Going line by line through the material below, tally those that contain the word "crime" and give the count by itself.

----- Input

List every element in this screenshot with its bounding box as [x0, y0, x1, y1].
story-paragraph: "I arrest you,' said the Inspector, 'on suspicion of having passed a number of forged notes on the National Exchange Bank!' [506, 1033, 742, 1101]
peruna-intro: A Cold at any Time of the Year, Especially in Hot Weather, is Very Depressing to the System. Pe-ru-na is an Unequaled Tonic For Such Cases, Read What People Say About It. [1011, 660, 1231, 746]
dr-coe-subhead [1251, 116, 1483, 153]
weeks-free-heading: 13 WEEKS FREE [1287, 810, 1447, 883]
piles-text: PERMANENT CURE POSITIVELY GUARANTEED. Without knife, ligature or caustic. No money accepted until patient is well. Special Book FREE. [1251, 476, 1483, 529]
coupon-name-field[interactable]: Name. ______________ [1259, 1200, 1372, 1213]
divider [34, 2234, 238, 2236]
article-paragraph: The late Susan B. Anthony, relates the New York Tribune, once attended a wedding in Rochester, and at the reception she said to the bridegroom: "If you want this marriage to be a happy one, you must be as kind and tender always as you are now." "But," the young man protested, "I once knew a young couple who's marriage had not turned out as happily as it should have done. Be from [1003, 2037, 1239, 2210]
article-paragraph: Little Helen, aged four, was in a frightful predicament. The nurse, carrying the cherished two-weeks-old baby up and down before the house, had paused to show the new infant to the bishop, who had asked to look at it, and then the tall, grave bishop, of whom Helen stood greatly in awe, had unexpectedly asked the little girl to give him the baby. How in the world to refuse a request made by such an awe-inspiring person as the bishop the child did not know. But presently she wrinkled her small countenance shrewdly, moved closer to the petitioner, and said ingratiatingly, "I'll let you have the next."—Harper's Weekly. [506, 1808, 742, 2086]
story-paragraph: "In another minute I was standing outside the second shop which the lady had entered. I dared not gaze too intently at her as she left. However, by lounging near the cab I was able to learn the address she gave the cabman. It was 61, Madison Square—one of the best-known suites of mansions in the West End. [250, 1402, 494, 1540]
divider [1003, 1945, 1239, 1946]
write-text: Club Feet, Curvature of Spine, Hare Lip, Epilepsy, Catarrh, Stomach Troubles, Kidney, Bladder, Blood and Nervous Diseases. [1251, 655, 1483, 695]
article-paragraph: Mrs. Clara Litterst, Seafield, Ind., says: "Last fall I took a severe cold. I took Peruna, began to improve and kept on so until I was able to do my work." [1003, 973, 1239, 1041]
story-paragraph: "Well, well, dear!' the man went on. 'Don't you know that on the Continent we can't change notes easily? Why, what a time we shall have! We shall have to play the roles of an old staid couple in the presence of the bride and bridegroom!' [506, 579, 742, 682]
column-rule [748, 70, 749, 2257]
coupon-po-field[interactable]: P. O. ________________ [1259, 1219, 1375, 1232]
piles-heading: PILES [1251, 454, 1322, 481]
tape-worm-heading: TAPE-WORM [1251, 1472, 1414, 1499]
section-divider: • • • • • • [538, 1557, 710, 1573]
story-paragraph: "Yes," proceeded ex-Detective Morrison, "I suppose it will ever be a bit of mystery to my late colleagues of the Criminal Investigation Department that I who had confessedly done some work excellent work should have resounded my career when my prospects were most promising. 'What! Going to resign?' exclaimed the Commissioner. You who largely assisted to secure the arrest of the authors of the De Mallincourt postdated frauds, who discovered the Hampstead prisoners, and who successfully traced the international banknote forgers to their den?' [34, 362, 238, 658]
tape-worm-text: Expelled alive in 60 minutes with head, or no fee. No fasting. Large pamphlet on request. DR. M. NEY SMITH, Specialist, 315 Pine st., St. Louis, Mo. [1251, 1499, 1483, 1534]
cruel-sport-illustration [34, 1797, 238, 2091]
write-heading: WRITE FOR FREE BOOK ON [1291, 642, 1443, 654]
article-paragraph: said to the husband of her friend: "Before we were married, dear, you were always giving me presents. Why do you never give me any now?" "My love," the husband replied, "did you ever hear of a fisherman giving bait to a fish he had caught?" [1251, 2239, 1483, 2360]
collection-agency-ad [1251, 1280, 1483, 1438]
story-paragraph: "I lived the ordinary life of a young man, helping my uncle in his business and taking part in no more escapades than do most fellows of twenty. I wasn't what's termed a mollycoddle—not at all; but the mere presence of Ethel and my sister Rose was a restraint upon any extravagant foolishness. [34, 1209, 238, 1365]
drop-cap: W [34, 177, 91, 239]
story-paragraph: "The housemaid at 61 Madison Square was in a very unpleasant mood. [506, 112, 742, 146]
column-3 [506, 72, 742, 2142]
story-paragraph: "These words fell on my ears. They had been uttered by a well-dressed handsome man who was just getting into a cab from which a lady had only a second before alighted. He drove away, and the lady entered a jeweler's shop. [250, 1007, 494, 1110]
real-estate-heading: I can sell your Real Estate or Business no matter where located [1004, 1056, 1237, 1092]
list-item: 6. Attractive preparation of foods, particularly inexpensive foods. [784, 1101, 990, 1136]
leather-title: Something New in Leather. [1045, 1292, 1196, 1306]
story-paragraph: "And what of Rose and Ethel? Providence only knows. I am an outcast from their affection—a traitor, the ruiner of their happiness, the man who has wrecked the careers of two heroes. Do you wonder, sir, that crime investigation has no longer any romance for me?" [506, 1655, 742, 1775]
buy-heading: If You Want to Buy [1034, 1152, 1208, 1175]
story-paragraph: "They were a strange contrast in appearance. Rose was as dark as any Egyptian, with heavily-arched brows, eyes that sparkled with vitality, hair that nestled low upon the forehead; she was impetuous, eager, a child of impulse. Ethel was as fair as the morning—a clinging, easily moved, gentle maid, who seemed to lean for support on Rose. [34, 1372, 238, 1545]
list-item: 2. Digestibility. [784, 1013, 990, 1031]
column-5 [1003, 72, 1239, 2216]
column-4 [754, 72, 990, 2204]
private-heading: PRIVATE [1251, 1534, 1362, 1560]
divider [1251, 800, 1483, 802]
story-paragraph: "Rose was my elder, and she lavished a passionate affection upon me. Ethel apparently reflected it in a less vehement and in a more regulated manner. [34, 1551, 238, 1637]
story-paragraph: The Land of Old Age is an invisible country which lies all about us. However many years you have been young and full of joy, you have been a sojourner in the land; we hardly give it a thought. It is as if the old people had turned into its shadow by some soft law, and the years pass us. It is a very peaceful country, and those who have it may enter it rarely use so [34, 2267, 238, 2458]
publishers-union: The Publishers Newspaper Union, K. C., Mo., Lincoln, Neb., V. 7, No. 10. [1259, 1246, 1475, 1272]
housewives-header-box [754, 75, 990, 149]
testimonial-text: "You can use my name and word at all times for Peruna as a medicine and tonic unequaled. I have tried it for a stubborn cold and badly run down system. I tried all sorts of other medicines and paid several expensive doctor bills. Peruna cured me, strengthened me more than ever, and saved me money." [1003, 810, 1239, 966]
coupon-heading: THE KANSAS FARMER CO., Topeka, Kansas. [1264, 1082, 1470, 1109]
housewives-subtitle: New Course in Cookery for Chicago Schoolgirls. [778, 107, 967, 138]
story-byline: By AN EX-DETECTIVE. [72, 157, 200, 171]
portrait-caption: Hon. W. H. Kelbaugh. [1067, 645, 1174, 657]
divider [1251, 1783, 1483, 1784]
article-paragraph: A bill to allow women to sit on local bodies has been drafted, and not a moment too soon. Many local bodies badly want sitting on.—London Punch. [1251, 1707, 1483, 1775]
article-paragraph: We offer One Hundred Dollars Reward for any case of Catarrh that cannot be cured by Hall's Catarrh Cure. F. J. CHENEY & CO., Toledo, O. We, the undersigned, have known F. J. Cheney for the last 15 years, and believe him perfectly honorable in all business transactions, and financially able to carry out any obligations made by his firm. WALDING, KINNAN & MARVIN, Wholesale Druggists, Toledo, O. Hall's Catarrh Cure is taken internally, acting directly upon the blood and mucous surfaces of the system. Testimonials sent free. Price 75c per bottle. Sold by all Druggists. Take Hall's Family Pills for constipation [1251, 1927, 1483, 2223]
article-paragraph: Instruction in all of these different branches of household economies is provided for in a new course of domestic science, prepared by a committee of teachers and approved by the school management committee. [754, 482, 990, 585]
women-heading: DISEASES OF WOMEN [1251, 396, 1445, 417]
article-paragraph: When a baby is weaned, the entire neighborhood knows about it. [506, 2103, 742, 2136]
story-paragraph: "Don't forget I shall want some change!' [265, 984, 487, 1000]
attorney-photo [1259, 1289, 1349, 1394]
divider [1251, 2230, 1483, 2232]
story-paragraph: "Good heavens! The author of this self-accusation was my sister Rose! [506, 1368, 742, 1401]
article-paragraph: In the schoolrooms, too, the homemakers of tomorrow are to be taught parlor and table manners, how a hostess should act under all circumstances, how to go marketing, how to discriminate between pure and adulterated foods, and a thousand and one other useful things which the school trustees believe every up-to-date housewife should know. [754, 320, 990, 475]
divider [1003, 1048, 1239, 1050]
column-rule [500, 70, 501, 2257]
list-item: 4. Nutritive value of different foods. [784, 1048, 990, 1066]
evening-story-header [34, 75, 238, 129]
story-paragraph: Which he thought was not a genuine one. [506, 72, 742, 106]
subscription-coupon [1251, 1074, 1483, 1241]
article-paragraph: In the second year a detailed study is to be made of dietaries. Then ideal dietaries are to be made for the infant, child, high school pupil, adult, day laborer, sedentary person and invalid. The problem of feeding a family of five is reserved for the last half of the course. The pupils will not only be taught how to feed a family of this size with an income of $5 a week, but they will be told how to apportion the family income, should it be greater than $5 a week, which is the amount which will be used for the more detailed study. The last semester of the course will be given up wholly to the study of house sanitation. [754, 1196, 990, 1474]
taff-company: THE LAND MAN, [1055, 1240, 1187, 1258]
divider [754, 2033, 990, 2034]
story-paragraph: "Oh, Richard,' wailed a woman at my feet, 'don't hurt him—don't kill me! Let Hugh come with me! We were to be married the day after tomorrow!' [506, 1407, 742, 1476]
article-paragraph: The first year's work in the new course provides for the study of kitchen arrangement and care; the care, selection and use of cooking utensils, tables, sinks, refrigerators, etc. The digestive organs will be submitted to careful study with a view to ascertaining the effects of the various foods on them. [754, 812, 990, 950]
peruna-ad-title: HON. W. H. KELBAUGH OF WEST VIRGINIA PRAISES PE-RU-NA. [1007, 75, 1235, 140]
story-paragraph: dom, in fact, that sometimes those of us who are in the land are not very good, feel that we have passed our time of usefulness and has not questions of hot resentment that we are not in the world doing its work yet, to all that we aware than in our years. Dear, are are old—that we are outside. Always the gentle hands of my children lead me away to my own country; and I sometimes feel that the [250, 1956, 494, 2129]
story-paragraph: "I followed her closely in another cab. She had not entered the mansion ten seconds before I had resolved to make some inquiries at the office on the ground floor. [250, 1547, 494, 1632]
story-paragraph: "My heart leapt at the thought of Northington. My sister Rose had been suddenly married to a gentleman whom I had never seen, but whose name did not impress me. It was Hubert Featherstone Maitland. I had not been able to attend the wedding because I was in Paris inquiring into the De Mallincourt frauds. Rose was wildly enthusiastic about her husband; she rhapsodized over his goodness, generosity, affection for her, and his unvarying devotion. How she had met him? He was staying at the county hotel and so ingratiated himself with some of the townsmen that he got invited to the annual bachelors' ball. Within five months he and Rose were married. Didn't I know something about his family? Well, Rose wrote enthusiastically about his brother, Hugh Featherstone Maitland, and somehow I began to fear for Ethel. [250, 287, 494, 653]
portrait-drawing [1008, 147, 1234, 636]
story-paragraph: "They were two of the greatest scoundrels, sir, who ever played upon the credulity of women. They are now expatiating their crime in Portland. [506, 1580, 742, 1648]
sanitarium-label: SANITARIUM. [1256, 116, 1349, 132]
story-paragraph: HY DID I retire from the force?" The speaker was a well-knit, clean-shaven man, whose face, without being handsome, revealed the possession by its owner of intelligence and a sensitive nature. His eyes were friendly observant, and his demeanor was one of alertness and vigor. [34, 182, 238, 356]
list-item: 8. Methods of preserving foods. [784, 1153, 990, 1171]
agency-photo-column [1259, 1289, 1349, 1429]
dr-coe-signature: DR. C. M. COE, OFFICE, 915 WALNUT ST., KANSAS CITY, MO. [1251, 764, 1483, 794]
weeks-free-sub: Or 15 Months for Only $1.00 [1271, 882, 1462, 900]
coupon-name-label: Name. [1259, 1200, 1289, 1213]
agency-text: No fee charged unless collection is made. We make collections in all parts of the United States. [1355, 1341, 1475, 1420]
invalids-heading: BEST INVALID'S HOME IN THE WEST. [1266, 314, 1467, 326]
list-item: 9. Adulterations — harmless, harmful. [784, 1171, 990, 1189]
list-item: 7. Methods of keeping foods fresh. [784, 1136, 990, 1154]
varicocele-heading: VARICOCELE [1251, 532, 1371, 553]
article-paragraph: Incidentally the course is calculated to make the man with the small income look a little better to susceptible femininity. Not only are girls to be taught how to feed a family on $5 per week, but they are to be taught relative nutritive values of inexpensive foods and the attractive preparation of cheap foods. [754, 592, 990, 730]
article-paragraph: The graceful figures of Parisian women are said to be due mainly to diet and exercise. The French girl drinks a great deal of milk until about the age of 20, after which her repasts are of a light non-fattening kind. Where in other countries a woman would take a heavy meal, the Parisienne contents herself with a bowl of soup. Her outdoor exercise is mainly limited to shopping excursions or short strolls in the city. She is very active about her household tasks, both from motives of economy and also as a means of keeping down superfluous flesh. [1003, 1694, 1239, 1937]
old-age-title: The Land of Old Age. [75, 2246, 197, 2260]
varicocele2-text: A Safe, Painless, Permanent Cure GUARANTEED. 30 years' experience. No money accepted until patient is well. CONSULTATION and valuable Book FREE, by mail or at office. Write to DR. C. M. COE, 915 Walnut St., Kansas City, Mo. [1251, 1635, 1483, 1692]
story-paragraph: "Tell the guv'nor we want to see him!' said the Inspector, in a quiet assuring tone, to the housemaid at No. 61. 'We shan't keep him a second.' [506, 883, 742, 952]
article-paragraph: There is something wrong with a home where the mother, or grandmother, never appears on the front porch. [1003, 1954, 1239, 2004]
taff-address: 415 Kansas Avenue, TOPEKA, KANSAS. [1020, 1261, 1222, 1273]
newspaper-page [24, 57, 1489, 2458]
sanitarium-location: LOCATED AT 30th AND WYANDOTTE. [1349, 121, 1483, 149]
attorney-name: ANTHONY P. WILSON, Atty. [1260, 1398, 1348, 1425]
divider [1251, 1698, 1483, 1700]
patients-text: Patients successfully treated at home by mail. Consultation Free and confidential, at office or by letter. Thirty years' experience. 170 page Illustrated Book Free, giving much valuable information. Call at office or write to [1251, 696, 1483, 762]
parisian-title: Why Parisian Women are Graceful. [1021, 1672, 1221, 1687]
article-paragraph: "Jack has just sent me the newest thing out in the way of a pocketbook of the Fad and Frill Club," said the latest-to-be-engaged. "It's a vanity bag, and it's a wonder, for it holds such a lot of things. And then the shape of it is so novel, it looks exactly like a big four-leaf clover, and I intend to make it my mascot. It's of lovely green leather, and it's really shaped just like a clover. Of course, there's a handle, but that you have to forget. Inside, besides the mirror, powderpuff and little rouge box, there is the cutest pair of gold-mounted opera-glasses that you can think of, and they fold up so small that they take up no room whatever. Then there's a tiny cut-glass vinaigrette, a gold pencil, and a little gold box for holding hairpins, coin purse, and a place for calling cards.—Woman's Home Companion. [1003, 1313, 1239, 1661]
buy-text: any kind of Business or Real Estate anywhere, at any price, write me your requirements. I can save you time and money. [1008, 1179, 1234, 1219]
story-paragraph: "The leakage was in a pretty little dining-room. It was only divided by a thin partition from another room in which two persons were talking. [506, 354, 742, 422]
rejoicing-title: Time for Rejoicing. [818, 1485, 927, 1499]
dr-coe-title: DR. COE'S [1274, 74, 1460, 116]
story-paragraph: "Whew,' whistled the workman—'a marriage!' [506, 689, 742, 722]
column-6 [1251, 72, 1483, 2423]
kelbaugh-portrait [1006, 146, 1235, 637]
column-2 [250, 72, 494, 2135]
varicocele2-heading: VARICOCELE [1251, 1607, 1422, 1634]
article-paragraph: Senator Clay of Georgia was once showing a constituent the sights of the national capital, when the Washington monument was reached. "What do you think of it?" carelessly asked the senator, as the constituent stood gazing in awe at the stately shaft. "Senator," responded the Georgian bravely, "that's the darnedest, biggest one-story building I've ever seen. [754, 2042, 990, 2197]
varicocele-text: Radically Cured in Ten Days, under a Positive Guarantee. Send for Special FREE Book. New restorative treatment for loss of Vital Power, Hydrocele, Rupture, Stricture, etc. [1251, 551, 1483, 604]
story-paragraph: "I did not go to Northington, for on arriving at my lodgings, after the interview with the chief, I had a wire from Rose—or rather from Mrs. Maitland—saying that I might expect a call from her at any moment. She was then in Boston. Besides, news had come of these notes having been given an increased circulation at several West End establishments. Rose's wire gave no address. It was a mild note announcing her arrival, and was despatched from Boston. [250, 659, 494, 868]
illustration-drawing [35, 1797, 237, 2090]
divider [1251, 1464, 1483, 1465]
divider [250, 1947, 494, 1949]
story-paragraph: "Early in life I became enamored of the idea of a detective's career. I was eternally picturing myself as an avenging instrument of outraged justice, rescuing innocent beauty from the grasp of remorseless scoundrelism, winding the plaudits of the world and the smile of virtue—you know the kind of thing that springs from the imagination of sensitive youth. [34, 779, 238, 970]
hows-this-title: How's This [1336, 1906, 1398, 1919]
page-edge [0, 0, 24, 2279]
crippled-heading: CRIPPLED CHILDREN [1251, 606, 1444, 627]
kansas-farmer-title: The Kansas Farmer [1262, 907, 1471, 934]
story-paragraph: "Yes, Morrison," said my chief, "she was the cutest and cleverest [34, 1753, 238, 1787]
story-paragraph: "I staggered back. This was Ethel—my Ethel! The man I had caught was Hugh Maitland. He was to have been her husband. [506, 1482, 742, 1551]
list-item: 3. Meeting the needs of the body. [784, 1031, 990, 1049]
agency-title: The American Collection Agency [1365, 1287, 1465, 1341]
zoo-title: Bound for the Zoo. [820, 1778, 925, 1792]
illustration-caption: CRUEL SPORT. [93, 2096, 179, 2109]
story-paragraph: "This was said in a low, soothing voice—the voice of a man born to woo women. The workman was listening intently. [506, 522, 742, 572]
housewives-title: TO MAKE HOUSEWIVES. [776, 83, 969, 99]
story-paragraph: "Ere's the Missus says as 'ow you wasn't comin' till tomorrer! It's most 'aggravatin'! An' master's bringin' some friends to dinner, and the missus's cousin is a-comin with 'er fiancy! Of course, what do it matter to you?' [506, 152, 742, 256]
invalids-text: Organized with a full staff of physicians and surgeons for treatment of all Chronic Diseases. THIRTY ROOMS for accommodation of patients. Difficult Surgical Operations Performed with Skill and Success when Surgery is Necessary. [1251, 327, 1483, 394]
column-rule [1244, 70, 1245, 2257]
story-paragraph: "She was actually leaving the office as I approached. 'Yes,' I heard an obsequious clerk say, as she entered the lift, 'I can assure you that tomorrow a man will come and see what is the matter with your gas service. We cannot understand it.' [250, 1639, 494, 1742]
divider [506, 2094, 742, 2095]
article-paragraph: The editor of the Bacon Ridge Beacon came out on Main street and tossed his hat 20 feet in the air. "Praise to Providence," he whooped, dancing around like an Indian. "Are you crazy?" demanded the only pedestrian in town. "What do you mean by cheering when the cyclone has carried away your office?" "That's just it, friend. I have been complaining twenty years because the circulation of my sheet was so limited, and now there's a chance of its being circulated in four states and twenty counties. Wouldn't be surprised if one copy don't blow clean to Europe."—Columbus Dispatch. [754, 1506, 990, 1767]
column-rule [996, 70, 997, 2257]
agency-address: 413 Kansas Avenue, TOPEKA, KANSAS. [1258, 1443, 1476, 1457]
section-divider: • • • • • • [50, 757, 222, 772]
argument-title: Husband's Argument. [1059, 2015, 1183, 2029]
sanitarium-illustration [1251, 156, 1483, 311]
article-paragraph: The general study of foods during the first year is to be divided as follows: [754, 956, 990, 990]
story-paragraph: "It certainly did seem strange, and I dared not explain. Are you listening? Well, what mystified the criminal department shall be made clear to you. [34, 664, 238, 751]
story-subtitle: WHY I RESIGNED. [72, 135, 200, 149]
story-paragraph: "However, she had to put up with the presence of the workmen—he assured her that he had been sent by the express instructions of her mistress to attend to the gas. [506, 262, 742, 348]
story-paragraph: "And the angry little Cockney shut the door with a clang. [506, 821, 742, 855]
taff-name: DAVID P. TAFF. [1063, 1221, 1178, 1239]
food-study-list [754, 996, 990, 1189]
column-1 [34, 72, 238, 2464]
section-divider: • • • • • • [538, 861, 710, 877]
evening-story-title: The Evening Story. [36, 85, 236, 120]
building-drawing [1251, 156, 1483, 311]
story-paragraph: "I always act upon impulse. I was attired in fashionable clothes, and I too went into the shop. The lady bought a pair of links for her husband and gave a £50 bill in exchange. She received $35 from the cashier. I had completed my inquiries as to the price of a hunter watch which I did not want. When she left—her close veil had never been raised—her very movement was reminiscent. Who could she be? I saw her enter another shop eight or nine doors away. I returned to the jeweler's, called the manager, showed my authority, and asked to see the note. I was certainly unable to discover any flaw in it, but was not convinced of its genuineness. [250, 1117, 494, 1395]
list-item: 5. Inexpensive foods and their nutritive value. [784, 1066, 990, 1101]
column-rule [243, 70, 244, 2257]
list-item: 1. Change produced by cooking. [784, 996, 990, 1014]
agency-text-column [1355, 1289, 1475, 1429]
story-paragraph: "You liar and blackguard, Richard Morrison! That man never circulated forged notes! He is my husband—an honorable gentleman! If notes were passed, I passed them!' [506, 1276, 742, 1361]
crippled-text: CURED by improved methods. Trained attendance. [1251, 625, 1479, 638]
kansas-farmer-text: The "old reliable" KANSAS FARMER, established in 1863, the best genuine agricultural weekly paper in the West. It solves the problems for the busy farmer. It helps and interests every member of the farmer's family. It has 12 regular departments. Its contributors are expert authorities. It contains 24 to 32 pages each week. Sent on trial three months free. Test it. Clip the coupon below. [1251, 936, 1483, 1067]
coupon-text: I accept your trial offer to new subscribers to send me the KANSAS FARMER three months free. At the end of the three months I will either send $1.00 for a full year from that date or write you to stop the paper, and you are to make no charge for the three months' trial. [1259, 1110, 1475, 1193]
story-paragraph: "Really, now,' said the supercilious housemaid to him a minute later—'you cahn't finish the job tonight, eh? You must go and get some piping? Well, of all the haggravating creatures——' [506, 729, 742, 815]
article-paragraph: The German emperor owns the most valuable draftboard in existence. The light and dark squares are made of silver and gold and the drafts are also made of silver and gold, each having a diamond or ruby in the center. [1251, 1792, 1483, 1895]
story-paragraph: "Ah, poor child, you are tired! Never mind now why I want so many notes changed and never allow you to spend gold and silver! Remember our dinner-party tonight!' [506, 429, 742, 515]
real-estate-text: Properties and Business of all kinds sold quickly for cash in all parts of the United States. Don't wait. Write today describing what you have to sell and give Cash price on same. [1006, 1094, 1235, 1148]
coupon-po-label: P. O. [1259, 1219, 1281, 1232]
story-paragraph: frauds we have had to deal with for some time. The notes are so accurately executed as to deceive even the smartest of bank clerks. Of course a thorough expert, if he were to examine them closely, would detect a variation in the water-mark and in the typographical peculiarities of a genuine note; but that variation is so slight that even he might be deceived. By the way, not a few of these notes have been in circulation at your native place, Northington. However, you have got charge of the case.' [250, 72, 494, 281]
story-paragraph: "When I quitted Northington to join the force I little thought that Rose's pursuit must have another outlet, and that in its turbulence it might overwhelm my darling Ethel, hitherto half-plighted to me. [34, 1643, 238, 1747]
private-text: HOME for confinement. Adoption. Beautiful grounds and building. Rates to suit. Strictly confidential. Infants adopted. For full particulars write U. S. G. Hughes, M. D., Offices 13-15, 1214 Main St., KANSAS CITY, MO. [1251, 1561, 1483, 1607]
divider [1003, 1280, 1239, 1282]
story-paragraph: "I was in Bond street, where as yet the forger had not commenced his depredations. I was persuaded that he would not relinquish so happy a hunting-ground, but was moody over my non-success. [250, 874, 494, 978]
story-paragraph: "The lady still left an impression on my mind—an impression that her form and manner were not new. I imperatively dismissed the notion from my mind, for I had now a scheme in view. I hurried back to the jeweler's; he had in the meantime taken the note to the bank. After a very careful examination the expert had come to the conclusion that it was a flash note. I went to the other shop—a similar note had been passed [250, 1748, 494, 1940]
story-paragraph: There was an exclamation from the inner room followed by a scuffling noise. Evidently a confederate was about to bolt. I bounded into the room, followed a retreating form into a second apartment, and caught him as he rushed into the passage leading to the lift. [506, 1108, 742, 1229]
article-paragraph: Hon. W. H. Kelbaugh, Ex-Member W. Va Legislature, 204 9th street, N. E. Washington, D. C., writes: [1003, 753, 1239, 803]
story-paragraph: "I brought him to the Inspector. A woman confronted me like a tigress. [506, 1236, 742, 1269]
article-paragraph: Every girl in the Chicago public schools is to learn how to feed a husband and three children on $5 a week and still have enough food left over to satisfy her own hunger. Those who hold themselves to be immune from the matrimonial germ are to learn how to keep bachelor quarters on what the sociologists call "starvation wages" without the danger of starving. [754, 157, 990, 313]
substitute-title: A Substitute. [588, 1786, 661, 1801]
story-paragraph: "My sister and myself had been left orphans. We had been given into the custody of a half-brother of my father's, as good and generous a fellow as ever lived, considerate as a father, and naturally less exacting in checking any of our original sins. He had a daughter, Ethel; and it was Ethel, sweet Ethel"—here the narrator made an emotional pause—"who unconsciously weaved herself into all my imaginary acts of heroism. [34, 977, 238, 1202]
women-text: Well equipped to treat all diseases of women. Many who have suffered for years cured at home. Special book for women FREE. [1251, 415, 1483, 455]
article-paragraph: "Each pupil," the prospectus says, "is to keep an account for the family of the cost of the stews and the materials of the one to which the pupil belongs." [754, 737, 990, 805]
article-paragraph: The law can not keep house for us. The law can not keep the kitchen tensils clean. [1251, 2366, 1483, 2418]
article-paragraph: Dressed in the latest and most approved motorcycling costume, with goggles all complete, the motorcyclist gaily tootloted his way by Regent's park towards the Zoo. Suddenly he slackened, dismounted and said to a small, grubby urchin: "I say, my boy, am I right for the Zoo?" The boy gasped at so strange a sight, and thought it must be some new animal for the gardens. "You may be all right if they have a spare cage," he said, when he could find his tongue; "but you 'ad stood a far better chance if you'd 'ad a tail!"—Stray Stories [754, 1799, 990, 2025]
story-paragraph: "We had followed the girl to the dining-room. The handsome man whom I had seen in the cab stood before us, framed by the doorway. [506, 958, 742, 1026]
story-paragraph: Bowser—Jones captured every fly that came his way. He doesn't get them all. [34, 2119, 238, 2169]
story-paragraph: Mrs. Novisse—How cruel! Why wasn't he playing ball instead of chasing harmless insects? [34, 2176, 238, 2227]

----------

> **Solution to this problem**
2